-- Opening Marker --
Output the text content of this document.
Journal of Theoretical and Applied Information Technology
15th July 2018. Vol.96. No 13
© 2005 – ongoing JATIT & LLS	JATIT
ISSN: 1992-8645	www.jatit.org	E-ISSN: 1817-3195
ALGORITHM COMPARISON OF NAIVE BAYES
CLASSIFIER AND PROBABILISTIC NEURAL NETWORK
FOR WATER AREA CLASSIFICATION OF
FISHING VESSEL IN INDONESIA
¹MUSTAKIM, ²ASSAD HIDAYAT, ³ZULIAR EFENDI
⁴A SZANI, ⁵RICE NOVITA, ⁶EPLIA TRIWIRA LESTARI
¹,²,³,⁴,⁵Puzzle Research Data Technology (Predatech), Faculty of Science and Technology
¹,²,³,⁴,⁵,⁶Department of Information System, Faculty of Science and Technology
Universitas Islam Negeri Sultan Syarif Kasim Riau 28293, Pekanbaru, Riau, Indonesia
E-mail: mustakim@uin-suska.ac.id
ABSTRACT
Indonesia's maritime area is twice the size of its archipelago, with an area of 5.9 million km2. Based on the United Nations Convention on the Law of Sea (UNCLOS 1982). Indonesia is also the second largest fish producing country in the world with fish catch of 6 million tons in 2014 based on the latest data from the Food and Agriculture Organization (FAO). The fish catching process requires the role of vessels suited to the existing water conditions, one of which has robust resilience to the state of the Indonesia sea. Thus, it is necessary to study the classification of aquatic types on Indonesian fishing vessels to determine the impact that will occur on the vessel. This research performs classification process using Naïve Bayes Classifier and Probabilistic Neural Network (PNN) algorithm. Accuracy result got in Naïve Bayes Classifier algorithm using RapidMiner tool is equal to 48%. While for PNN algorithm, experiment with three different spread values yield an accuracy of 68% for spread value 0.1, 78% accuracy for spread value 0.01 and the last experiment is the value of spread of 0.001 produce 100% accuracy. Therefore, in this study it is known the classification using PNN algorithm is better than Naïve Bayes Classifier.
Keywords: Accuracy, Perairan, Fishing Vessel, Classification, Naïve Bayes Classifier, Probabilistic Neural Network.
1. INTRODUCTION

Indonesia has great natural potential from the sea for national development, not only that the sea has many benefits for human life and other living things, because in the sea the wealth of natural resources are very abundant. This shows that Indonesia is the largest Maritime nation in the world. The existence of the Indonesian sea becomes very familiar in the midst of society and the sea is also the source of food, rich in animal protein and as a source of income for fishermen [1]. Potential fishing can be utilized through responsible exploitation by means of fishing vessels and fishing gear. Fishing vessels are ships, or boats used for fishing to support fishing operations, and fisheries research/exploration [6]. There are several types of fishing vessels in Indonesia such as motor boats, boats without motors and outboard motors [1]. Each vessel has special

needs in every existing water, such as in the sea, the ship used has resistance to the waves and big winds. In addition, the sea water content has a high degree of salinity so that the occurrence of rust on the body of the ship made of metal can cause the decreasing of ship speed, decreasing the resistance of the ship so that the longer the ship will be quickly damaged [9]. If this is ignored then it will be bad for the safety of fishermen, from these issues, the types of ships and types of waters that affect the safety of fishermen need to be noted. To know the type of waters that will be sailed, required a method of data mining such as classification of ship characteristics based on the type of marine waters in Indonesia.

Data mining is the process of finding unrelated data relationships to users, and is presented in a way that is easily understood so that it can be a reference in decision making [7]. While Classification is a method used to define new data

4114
-- Closing Marker --
-- Opening Marker --
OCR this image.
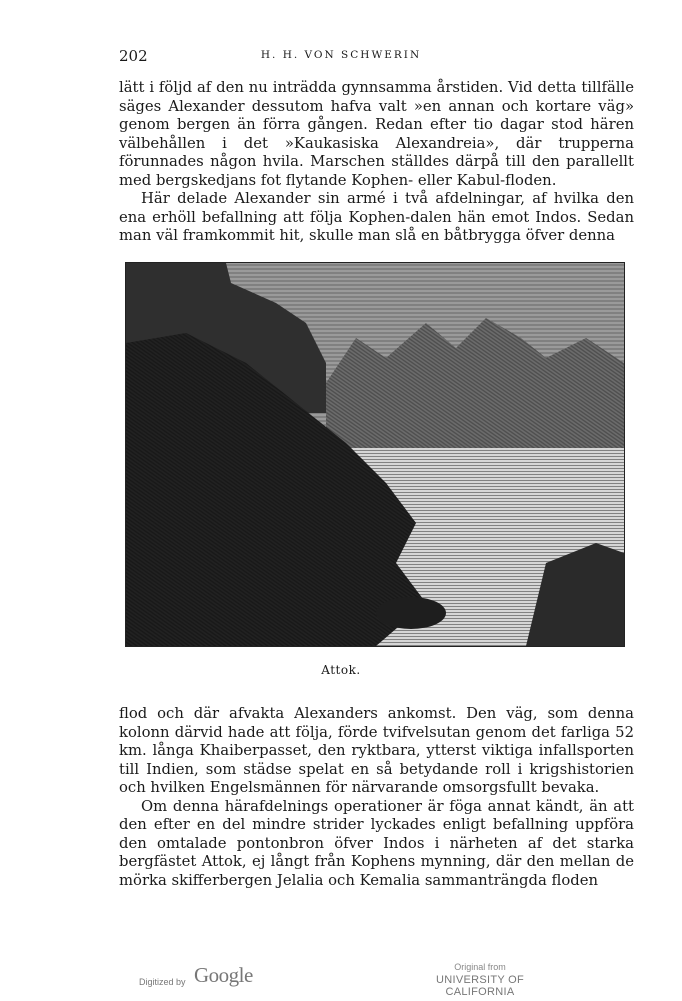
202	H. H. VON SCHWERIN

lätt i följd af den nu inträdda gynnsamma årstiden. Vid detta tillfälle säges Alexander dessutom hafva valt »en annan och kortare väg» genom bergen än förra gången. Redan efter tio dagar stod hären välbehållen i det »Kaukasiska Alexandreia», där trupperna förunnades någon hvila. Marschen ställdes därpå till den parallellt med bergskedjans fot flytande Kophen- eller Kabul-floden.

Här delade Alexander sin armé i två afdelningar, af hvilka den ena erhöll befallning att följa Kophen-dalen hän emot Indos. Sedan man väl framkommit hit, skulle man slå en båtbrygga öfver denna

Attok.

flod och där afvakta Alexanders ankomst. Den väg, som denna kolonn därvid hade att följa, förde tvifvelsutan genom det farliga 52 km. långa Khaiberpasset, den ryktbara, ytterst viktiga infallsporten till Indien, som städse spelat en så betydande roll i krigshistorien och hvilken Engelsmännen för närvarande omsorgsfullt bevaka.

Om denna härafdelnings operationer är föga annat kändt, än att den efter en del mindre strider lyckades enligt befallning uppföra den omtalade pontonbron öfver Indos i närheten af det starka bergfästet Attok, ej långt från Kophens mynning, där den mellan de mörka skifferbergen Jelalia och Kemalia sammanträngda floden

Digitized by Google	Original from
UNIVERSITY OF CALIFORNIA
-- Closing Marker --
# TO DO
Select and copy every line of the listing with the word "genom".

# OUTPUT
lätt i följd af den nu inträdda gynnsamma årstiden. Vid detta tillfälle säges Alexander dessutom hafva valt »en annan och kortare väg» genom bergen än förra gången. Redan efter tio dagar stod hären välbehållen i det »Kaukasiska Alexandreia», där trupperna förunnades någon hvila. Marschen ställdes därpå till den parallellt med bergskedjans fot flytande Kophen- eller Kabul-floden.
flod och där afvakta Alexanders ankomst. Den väg, som denna kolonn därvid hade att följa, förde tvifvelsutan genom det farliga 52 km. långa Khaiberpasset, den ryktbara, ytterst viktiga infallsporten till Indien, som städse spelat en så betydande roll i krigshistorien och hvilken Engelsmännen för närvarande omsorgsfullt bevaka.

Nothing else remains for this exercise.